— SOURCE —
-=-=-

I have already posted the following question to the Maxima mailing list [1],
but I am not sure whether corresponding improvements should go into Sage or Maxima.

In Sage 5.4, when I enter

solve(abs((x-1)/(x-5)) <= 1/3, x)

I get the following DNF as output

#0: solve_rat_ineq(ineq=abs(x-1)/abs(x-5) <= 1/3)
[[x == -1, -6 != 0, -6 != 0], [x == -1, -6 != 0, -6 != 0, -6 != 0], [x
== -1, -6 != 0, -6 != 0], [x == -1, -6 != 0, -6 != 0, -6 != 0], [x == 2,
-3 != 0, -3 != 0], [x == 2, -3 != 0, -3 != 0, -3 != 0], [x == 2, -3 !=
0, -3 != 0], [x == 2, -3 != 0, -3 != 0, -3 != 0], [x == 1], [1 < x, x
< 2], [-1 < x, x < 1]]

This has two issues:

The minor one is that as a Sage newbie, I was confused by the line containing 'solve_rat_ineq'. I the meantime I learned that this just seems to be a byproduct of a failed try to use this function (because solve_rat_ineq cannot deal with 'abs'). Maybe Sage should give something more explicit like "Failed to use solve_rat_ineq" instead, or not print the line at all?

-=-=-

Stored data entries:
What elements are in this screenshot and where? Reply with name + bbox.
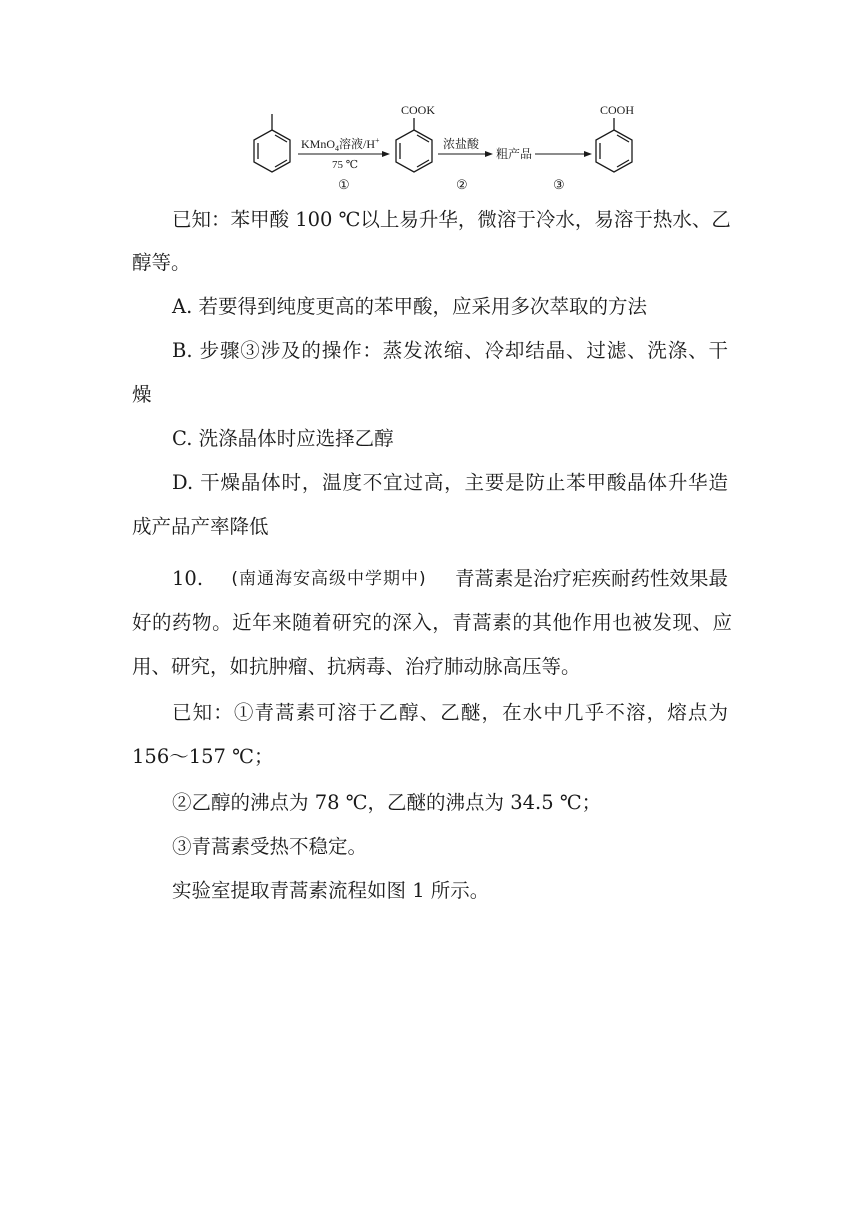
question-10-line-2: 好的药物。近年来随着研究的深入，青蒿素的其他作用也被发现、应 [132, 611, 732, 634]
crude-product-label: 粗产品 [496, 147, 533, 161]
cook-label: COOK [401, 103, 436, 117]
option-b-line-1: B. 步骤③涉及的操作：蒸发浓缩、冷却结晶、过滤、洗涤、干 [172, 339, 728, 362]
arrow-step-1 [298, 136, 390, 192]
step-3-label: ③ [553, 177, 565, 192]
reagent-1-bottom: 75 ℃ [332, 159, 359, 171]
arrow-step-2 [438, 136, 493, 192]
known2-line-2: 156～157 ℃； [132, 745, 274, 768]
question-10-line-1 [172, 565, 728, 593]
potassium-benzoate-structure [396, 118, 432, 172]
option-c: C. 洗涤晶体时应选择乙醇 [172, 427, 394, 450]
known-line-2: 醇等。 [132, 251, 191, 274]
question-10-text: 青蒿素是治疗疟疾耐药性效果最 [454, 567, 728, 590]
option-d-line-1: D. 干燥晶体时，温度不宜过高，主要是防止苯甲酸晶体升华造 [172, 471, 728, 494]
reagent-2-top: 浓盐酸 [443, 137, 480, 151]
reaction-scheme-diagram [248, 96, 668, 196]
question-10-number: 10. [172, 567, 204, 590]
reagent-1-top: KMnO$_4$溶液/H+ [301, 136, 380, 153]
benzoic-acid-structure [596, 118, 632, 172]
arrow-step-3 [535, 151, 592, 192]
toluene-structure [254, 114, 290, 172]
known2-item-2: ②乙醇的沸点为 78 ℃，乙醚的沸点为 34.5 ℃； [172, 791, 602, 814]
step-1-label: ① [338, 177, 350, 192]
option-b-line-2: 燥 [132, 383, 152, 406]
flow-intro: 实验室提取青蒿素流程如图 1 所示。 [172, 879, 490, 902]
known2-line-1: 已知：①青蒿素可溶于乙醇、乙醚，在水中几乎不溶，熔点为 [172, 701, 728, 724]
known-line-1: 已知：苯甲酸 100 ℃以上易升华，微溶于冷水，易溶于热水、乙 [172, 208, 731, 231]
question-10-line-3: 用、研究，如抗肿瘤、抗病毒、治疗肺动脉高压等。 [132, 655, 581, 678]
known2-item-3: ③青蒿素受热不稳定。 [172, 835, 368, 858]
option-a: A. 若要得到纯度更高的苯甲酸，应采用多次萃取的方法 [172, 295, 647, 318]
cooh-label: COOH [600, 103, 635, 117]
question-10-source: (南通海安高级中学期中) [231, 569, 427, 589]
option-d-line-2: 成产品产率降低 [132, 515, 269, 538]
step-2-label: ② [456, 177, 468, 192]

-=-=-

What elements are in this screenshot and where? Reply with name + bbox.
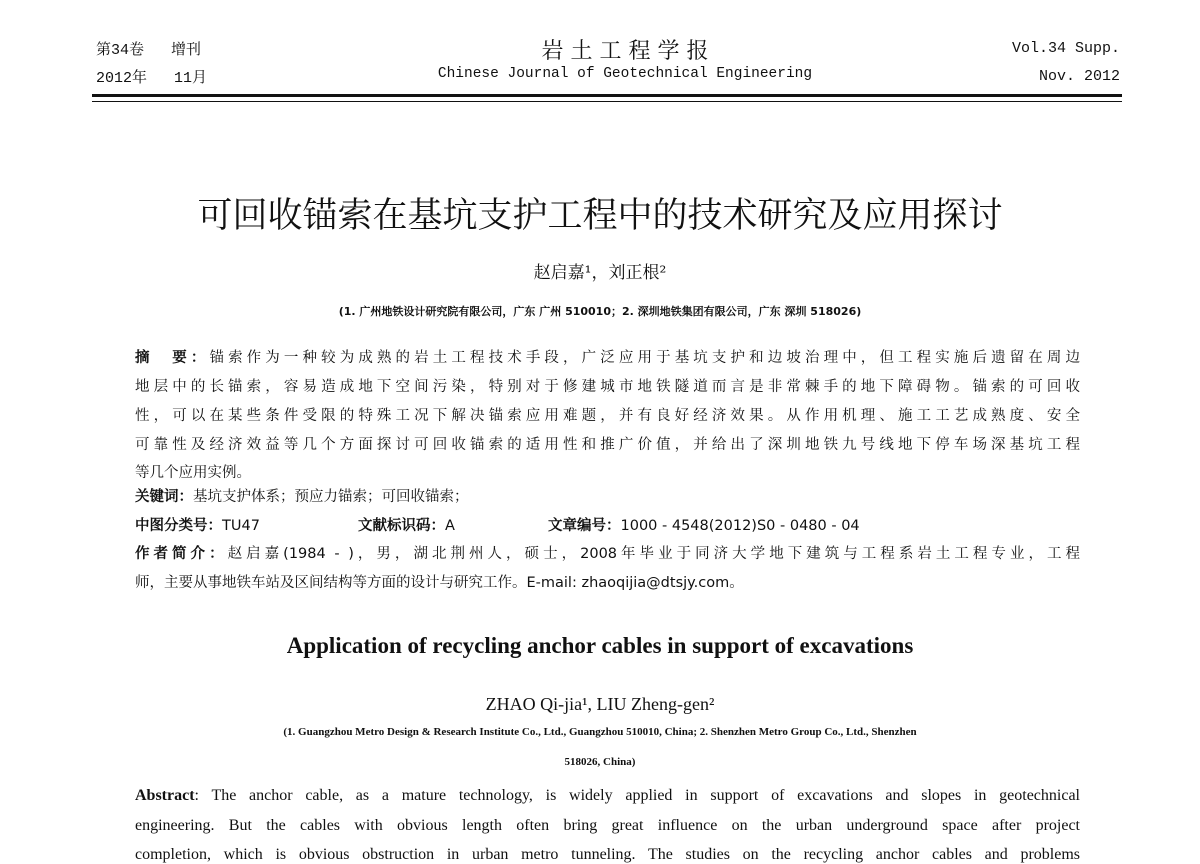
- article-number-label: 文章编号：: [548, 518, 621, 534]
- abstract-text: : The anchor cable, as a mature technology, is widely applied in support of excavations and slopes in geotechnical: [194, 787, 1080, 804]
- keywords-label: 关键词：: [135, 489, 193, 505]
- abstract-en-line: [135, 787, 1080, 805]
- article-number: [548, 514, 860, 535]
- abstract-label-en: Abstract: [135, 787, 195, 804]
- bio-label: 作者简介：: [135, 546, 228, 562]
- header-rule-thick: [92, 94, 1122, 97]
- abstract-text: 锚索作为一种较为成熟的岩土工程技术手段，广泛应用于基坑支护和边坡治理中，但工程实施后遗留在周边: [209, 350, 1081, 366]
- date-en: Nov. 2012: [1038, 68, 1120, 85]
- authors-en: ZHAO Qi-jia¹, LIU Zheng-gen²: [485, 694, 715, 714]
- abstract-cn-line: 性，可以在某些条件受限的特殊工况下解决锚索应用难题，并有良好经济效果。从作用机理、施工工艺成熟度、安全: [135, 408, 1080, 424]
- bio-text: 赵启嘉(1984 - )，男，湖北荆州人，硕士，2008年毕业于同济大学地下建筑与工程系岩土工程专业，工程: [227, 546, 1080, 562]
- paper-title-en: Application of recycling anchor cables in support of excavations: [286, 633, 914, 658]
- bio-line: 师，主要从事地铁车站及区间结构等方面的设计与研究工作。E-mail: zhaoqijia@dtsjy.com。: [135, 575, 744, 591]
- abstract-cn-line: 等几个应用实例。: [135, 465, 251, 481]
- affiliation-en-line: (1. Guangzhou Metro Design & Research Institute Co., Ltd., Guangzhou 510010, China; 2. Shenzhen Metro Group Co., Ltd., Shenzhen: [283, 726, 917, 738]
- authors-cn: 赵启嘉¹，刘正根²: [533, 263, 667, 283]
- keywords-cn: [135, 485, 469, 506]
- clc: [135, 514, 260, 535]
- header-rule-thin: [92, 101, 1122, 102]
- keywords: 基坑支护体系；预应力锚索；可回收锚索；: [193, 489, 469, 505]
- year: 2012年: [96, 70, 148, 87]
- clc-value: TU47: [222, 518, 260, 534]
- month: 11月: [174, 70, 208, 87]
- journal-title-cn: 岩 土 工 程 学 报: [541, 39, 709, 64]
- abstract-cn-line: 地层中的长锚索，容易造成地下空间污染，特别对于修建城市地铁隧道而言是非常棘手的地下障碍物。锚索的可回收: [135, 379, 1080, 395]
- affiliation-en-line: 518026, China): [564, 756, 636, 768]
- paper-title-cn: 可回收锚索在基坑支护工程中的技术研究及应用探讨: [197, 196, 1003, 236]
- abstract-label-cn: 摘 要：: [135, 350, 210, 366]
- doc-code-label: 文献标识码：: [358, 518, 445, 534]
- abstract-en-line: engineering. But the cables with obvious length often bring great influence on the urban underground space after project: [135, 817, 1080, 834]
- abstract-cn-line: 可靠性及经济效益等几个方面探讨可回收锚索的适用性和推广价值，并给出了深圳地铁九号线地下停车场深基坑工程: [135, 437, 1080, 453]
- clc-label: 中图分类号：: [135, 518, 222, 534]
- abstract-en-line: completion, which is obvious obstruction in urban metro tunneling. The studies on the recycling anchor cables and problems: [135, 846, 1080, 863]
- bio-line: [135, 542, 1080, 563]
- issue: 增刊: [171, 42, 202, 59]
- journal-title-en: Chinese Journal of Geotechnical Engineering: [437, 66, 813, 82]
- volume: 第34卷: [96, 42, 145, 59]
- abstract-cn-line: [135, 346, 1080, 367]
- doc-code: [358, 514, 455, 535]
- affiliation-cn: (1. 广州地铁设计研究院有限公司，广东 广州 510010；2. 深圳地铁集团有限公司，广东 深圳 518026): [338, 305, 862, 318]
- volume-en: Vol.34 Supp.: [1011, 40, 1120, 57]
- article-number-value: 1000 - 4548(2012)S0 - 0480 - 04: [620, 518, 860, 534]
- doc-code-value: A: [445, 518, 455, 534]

-=-=-

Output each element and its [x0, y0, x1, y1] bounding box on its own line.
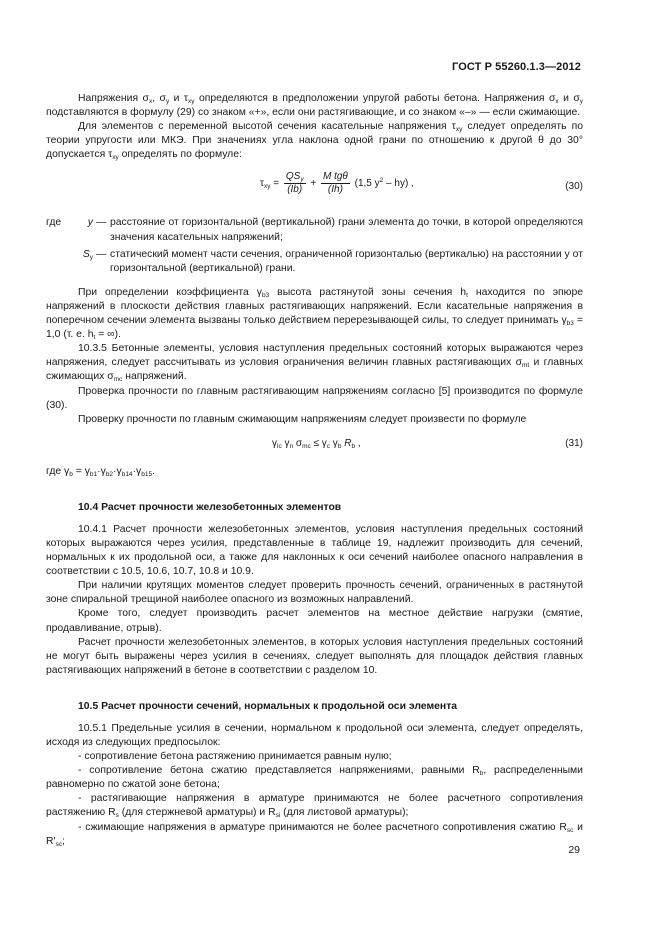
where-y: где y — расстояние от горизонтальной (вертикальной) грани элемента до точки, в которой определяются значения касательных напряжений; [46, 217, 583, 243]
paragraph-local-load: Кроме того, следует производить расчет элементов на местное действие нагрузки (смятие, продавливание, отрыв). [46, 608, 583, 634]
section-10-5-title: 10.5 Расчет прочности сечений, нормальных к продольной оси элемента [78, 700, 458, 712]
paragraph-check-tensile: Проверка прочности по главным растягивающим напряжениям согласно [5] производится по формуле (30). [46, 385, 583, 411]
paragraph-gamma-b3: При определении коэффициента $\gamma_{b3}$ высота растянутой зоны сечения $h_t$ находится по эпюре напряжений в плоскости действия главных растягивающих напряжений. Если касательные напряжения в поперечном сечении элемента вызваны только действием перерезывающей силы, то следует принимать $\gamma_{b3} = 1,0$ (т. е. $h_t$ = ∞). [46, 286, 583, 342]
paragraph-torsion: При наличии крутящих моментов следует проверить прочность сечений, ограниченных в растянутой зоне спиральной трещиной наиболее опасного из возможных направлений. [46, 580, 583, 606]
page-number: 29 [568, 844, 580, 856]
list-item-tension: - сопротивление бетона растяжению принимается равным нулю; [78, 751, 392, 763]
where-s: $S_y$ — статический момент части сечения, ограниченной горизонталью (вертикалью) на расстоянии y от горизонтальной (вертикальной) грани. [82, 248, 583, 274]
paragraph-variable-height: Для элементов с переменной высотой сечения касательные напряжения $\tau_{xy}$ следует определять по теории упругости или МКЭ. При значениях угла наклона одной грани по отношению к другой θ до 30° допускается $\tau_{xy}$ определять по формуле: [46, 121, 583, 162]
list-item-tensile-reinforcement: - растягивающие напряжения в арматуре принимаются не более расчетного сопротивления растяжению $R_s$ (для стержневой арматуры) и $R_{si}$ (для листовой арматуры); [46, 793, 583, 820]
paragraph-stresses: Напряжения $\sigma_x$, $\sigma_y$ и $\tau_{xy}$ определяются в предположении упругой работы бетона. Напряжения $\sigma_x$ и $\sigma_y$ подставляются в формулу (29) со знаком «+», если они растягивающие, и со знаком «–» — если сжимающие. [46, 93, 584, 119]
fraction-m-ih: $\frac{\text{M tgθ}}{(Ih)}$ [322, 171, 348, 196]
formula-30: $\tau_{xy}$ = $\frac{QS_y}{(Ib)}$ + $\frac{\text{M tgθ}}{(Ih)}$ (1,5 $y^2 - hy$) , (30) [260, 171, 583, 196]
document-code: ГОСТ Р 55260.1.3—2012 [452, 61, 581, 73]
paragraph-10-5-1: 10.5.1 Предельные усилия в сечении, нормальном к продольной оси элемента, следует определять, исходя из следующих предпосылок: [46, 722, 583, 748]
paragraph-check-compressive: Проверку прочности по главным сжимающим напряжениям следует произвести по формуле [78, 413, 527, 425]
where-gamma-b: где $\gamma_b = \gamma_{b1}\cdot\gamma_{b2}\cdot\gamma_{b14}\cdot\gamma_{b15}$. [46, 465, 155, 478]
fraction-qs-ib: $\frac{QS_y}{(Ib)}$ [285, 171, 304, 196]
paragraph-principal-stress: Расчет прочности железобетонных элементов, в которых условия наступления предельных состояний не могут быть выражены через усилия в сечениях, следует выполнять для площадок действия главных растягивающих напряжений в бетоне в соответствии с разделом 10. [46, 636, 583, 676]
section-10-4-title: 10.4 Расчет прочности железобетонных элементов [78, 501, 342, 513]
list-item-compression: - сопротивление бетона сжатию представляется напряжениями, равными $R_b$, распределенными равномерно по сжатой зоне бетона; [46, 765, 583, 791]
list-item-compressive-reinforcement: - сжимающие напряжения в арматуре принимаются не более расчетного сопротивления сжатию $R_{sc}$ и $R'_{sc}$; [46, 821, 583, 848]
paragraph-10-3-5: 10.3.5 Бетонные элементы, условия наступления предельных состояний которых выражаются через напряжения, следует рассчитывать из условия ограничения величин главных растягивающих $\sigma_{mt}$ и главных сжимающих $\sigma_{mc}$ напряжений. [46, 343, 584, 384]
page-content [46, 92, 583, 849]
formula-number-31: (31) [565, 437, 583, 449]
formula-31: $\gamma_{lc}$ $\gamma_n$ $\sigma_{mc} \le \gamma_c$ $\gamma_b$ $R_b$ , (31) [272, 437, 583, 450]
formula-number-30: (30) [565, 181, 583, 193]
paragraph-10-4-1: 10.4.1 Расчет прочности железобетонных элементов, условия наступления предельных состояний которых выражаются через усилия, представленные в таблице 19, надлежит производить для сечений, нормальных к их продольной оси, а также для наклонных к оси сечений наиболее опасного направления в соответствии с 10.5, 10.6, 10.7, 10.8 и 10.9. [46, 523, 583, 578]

-=-=-

— REQUIRED ACTIONS —
1) Repeat the passage of the Sage inequality post between "I have already" and "Sage or Maxima.", inclusive.
2) Reproduce the lines of the records between the line holding "- article-number-label: 文章编号：: [548, 518, 621, 534]" and the line holding "- abstract-en-line: [135, 787, 1080, 805]", inclusive.

— SOLVED TASKS —
1)
I have already posted the following question to the Maxima mailing list [1],
but I am not sure whether corresponding improvements should go into Sage or Maxima.

2)
- article-number-label: 文章编号：: [548, 518, 621, 534]
- abstract-text: : The anchor cable, as a mature technology, is widely applied in support of excavations and slopes in geotechnical: [194, 787, 1080, 804]
- keywords-label: 关键词：: [135, 489, 193, 505]
- abstract-en-line: [135, 787, 1080, 805]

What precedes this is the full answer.